··· DATASET ENTRIES ···

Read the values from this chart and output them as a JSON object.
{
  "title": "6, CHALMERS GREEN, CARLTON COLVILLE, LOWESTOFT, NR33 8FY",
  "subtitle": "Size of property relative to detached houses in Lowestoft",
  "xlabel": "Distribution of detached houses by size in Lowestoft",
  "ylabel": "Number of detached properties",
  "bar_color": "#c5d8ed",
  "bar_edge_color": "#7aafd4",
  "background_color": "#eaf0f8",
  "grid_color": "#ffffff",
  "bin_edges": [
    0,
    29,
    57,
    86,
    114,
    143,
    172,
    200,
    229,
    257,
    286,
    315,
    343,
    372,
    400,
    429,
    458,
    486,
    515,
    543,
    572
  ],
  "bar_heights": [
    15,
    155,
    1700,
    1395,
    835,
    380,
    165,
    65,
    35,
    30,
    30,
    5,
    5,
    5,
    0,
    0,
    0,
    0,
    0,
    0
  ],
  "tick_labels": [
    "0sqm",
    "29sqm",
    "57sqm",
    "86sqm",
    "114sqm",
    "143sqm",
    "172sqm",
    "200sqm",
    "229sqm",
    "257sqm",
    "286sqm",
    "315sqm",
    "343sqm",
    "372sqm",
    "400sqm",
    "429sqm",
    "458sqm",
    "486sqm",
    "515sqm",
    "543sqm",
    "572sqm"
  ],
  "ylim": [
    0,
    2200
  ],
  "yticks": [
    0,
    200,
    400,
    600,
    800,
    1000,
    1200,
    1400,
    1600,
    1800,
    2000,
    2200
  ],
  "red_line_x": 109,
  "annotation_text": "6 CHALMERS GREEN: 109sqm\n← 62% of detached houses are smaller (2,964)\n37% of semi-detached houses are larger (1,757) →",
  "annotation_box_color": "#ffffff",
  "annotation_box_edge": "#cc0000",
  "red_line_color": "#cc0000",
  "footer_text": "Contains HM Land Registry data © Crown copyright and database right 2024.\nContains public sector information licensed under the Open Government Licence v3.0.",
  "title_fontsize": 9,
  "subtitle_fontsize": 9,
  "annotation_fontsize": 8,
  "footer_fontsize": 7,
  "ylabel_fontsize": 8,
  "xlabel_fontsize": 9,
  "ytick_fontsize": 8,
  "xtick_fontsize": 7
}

···
··· DATASET ENTRIES ···

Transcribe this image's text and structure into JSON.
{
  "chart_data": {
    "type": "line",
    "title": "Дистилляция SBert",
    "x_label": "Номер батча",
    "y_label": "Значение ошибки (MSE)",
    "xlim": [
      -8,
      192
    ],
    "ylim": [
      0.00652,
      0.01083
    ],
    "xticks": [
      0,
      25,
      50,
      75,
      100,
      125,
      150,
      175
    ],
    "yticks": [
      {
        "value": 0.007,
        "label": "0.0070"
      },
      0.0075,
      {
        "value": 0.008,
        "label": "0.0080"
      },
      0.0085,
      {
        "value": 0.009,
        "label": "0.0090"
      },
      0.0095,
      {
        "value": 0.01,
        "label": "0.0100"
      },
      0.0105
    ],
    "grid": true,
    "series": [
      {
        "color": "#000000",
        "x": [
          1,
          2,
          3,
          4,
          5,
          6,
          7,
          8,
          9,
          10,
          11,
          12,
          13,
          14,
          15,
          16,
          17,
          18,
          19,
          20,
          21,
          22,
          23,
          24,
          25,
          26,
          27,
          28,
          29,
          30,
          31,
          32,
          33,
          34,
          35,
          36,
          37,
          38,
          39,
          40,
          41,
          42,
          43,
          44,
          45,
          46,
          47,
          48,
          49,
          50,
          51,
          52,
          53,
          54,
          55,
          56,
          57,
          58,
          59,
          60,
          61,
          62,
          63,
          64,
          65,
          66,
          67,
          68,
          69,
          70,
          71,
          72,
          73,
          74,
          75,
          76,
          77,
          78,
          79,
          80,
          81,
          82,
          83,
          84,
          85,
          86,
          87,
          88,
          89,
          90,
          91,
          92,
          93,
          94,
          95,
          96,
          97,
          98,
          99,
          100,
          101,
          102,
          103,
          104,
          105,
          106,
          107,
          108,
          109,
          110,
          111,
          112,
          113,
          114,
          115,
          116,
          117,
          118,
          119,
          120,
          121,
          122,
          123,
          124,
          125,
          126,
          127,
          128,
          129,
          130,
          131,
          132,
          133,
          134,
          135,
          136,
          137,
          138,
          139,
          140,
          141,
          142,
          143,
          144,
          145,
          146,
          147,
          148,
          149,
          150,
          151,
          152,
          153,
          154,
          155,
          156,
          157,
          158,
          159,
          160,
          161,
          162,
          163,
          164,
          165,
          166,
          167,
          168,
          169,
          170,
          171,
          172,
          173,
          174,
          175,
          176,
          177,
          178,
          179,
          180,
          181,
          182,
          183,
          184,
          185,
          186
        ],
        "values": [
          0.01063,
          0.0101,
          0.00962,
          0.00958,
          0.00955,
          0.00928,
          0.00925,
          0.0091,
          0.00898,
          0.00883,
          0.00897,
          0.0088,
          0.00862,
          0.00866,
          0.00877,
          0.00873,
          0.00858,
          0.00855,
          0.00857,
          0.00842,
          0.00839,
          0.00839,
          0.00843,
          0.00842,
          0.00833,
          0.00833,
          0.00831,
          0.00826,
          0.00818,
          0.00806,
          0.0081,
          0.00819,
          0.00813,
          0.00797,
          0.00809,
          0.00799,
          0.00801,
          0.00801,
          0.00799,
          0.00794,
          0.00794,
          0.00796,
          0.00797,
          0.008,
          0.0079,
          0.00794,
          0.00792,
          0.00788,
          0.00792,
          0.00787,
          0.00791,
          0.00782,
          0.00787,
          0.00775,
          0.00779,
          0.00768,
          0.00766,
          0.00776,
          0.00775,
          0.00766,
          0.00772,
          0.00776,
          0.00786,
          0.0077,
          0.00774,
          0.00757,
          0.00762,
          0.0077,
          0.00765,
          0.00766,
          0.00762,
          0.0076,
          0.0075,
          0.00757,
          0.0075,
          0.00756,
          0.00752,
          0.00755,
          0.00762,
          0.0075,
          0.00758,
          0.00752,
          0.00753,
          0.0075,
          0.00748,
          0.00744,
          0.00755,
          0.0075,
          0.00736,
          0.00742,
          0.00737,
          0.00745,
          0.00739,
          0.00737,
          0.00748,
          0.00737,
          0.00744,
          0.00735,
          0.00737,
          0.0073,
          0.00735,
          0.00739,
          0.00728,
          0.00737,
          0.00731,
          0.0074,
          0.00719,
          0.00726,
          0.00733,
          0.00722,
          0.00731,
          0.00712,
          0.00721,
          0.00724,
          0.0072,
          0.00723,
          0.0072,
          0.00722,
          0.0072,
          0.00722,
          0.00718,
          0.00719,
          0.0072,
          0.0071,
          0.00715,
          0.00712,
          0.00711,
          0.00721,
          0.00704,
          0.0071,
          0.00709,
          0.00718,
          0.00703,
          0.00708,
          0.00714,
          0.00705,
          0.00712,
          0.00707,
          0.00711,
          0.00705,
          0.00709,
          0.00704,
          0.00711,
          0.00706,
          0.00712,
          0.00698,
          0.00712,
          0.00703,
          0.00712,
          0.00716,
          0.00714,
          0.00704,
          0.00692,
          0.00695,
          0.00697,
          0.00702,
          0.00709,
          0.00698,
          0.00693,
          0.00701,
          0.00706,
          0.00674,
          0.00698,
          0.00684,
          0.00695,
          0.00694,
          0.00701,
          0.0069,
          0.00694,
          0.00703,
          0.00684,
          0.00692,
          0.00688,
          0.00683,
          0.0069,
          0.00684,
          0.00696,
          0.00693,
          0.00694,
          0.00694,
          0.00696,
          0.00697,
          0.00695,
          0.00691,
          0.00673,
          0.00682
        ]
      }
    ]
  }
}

···

• _EXERCISE OBJECTIVE_: Using the records above, gather all lines where the string "ffffff" is present.

• _ANSWER IN FULL_:
  "grid_color": "#ffffff",
  "annotation_box_color": "#ffffff",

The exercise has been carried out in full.